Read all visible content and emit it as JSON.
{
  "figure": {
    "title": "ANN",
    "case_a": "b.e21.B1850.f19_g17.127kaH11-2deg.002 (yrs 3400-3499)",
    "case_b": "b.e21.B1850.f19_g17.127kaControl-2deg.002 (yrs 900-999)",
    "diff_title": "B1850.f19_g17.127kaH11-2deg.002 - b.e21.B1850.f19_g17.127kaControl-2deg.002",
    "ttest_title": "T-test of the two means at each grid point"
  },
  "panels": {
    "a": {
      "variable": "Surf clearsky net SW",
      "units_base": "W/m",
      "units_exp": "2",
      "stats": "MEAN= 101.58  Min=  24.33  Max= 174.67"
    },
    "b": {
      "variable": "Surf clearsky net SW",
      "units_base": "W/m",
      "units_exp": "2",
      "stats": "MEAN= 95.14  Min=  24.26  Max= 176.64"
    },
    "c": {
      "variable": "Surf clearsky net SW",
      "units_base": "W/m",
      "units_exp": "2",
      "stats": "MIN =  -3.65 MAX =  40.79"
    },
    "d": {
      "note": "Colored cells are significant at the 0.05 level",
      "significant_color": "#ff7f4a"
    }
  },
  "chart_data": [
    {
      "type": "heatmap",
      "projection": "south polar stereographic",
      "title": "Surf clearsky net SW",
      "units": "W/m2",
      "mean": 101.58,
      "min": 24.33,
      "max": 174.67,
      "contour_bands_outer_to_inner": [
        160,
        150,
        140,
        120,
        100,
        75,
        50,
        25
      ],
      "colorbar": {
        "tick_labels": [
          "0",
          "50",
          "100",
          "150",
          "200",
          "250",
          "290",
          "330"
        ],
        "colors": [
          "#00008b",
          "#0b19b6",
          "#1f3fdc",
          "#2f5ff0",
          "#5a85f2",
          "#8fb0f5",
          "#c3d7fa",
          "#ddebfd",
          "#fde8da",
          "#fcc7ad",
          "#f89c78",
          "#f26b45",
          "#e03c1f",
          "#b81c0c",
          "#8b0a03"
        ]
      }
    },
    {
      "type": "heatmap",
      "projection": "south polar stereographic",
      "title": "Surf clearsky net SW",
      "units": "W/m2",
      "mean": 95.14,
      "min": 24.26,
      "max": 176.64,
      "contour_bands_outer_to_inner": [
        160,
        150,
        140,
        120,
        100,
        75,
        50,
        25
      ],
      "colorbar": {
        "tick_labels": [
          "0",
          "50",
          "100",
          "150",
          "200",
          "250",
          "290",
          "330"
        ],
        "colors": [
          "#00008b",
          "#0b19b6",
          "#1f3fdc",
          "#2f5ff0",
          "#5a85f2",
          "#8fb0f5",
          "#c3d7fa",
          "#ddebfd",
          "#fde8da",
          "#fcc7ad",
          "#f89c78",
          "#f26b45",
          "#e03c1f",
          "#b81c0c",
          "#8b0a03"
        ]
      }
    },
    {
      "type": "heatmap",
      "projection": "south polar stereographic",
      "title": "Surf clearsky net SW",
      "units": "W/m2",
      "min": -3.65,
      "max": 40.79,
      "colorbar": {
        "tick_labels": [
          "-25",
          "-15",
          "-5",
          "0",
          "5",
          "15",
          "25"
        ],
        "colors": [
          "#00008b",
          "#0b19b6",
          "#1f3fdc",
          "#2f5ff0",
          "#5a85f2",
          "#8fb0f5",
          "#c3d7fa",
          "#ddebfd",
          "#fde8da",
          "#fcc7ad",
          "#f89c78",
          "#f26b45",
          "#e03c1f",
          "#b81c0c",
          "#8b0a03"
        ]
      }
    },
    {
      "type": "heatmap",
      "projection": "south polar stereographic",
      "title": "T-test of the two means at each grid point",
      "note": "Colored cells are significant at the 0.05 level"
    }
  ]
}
◇ ◇ ◇ ◇
_Required action_: Return the data exactly. Include every record.

_Solution for this problem_:
Read all visible content and emit it as JSON.
{
  "figure": {
    "title": "ANN",
    "case_a": "b.e21.B1850.f19_g17.127kaH11-2deg.002 (yrs 3400-3499)",
    "case_b": "b.e21.B1850.f19_g17.127kaControl-2deg.002 (yrs 900-999)",
    "diff_title": "B1850.f19_g17.127kaH11-2deg.002 - b.e21.B1850.f19_g17.127kaControl-2deg.002",
    "ttest_title": "T-test of the two means at each grid point"
  },
  "panels": {
    "a": {
      "variable": "Surf clearsky net SW",
      "units_base": "W/m",
      "units_exp": "2",
      "stats": "MEAN= 101.58  Min=  24.33  Max= 174.67"
    },
    "b": {
      "variable": "Surf clearsky net SW",
      "units_base": "W/m",
      "units_exp": "2",
      "stats": "MEAN= 95.14  Min=  24.26  Max= 176.64"
    },
    "c": {
      "variable": "Surf clearsky net SW",
      "units_base": "W/m",
      "units_exp": "2",
      "stats": "MIN =  -3.65 MAX =  40.79"
    },
    "d": {
      "note": "Colored cells are significant at the 0.05 level",
      "significant_color": "#ff7f4a"
    }
  },
  "chart_data": [
    {
      "type": "heatmap",
      "projection": "south polar stereographic",
      "title": "Surf clearsky net SW",
      "units": "W/m2",
      "mean": 101.58,
      "min": 24.33,
      "max": 174.67,
      "contour_bands_outer_to_inner": [
        160,
        150,
        140,
        120,
        100,
        75,
        50,
        25
      ],
      "colorbar": {
        "tick_labels": [
          "0",
          "50",
          "100",
          "150",
          "200",
          "250",
          "290",
          "330"
        ],
        "colors": [
          "#00008b",
          "#0b19b6",
          "#1f3fdc",
          "#2f5ff0",
          "#5a85f2",
          "#8fb0f5",
          "#c3d7fa",
          "#ddebfd",
          "#fde8da",
          "#fcc7ad",
          "#f89c78",
          "#f26b45",
          "#e03c1f",
          "#b81c0c",
          "#8b0a03"
        ]
      }
    },
    {
      "type": "heatmap",
      "projection": "south polar stereographic",
      "title": "Surf clearsky net SW",
      "units": "W/m2",
      "mean": 95.14,
      "min": 24.26,
      "max": 176.64,
      "contour_bands_outer_to_inner": [
        160,
        150,
        140,
        120,
        100,
        75,
        50,
        25
      ],
      "colorbar": {
        "tick_labels": [
          "0",
          "50",
          "100",
          "150",
          "200",
          "250",
          "290",
          "330"
        ],
        "colors": [
          "#00008b",
          "#0b19b6",
          "#1f3fdc",
          "#2f5ff0",
          "#5a85f2",
          "#8fb0f5",
          "#c3d7fa",
          "#ddebfd",
          "#fde8da",
          "#fcc7ad",
          "#f89c78",
          "#f26b45",
          "#e03c1f",
          "#b81c0c",
          "#8b0a03"
        ]
      }
    },
    {
      "type": "heatmap",
      "projection": "south polar stereographic",
      "title": "Surf clearsky net SW",
      "units": "W/m2",
      "min": -3.65,
      "max": 40.79,
      "colorbar": {
        "tick_labels": [
          "-25",
          "-15",
          "-5",
          "0",
          "5",
          "15",
          "25"
        ],
        "colors": [
          "#00008b",
          "#0b19b6",
          "#1f3fdc",
          "#2f5ff0",
          "#5a85f2",
          "#8fb0f5",
          "#c3d7fa",
          "#ddebfd",
          "#fde8da",
          "#fcc7ad",
          "#f89c78",
          "#f26b45",
          "#e03c1f",
          "#b81c0c",
          "#8b0a03"
        ]
      }
    },
    {
      "type": "heatmap",
      "projection": "south polar stereographic",
      "title": "T-test of the two means at each grid point",
      "note": "Colored cells are significant at the 0.05 level"
    }
  ]
}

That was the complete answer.